> [Work to do]:
Output all the material that follows, exactly as given.

> [Figure contents as structured data]:
────
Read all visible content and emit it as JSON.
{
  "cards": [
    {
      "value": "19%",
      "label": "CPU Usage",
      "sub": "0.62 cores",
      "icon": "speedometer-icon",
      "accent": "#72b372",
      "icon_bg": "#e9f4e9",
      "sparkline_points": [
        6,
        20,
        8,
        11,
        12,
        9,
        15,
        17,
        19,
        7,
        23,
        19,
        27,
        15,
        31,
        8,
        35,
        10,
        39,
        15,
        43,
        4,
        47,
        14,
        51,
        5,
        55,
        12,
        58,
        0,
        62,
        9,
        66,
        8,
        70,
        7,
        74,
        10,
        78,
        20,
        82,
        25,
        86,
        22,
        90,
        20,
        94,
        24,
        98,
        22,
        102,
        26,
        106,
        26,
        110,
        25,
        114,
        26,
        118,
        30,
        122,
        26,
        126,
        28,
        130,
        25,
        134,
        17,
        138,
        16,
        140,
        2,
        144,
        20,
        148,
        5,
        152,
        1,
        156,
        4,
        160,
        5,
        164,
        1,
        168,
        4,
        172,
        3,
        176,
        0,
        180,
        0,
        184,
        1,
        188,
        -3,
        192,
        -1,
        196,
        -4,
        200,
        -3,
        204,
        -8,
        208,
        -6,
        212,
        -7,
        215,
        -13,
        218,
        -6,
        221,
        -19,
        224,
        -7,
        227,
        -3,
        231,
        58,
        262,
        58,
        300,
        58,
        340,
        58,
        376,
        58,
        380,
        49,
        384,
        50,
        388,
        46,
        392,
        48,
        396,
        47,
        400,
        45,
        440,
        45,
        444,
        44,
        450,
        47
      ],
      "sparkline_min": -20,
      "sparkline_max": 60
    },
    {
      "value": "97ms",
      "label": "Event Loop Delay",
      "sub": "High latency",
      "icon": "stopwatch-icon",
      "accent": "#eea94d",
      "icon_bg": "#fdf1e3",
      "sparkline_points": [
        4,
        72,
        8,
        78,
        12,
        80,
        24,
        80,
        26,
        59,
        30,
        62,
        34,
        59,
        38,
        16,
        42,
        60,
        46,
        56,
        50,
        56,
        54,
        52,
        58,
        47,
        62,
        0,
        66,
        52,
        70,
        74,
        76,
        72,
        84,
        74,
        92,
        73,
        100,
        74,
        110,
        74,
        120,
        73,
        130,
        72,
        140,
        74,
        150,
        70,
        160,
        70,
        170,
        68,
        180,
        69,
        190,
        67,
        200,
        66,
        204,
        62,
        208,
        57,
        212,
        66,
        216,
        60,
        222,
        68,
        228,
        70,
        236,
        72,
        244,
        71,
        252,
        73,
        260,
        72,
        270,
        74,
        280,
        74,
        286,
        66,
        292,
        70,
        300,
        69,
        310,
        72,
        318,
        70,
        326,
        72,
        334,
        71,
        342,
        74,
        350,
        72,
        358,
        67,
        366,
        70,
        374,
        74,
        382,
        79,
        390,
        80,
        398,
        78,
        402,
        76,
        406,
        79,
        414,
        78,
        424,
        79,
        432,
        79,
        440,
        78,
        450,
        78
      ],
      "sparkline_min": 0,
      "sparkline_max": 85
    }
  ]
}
────
> [Completed exercise]:
Read all visible content and emit it as JSON.
{
  "cards": [
    {
      "value": "19%",
      "label": "CPU Usage",
      "sub": "0.62 cores",
      "icon": "speedometer-icon",
      "accent": "#72b372",
      "icon_bg": "#e9f4e9",
      "sparkline_points": [
        6,
        20,
        8,
        11,
        12,
        9,
        15,
        17,
        19,
        7,
        23,
        19,
        27,
        15,
        31,
        8,
        35,
        10,
        39,
        15,
        43,
        4,
        47,
        14,
        51,
        5,
        55,
        12,
        58,
        0,
        62,
        9,
        66,
        8,
        70,
        7,
        74,
        10,
        78,
        20,
        82,
        25,
        86,
        22,
        90,
        20,
        94,
        24,
        98,
        22,
        102,
        26,
        106,
        26,
        110,
        25,
        114,
        26,
        118,
        30,
        122,
        26,
        126,
        28,
        130,
        25,
        134,
        17,
        138,
        16,
        140,
        2,
        144,
        20,
        148,
        5,
        152,
        1,
        156,
        4,
        160,
        5,
        164,
        1,
        168,
        4,
        172,
        3,
        176,
        0,
        180,
        0,
        184,
        1,
        188,
        -3,
        192,
        -1,
        196,
        -4,
        200,
        -3,
        204,
        -8,
        208,
        -6,
        212,
        -7,
        215,
        -13,
        218,
        -6,
        221,
        -19,
        224,
        -7,
        227,
        -3,
        231,
        58,
        262,
        58,
        300,
        58,
        340,
        58,
        376,
        58,
        380,
        49,
        384,
        50,
        388,
        46,
        392,
        48,
        396,
        47,
        400,
        45,
        440,
        45,
        444,
        44,
        450,
        47
      ],
      "sparkline_min": -20,
      "sparkline_max": 60
    },
    {
      "value": "97ms",
      "label": "Event Loop Delay",
      "sub": "High latency",
      "icon": "stopwatch-icon",
      "accent": "#eea94d",
      "icon_bg": "#fdf1e3",
      "sparkline_points": [
        4,
        72,
        8,
        78,
        12,
        80,
        24,
        80,
        26,
        59,
        30,
        62,
        34,
        59,
        38,
        16,
        42,
        60,
        46,
        56,
        50,
        56,
        54,
        52,
        58,
        47,
        62,
        0,
        66,
        52,
        70,
        74,
        76,
        72,
        84,
        74,
        92,
        73,
        100,
        74,
        110,
        74,
        120,
        73,
        130,
        72,
        140,
        74,
        150,
        70,
        160,
        70,
        170,
        68,
        180,
        69,
        190,
        67,
        200,
        66,
        204,
        62,
        208,
        57,
        212,
        66,
        216,
        60,
        222,
        68,
        228,
        70,
        236,
        72,
        244,
        71,
        252,
        73,
        260,
        72,
        270,
        74,
        280,
        74,
        286,
        66,
        292,
        70,
        300,
        69,
        310,
        72,
        318,
        70,
        326,
        72,
        334,
        71,
        342,
        74,
        350,
        72,
        358,
        67,
        366,
        70,
        374,
        74,
        382,
        79,
        390,
        80,
        398,
        78,
        402,
        76,
        406,
        79,
        414,
        78,
        424,
        79,
        432,
        79,
        440,
        78,
        450,
        78
      ],
      "sparkline_min": 0,
      "sparkline_max": 85
    }
  ]
}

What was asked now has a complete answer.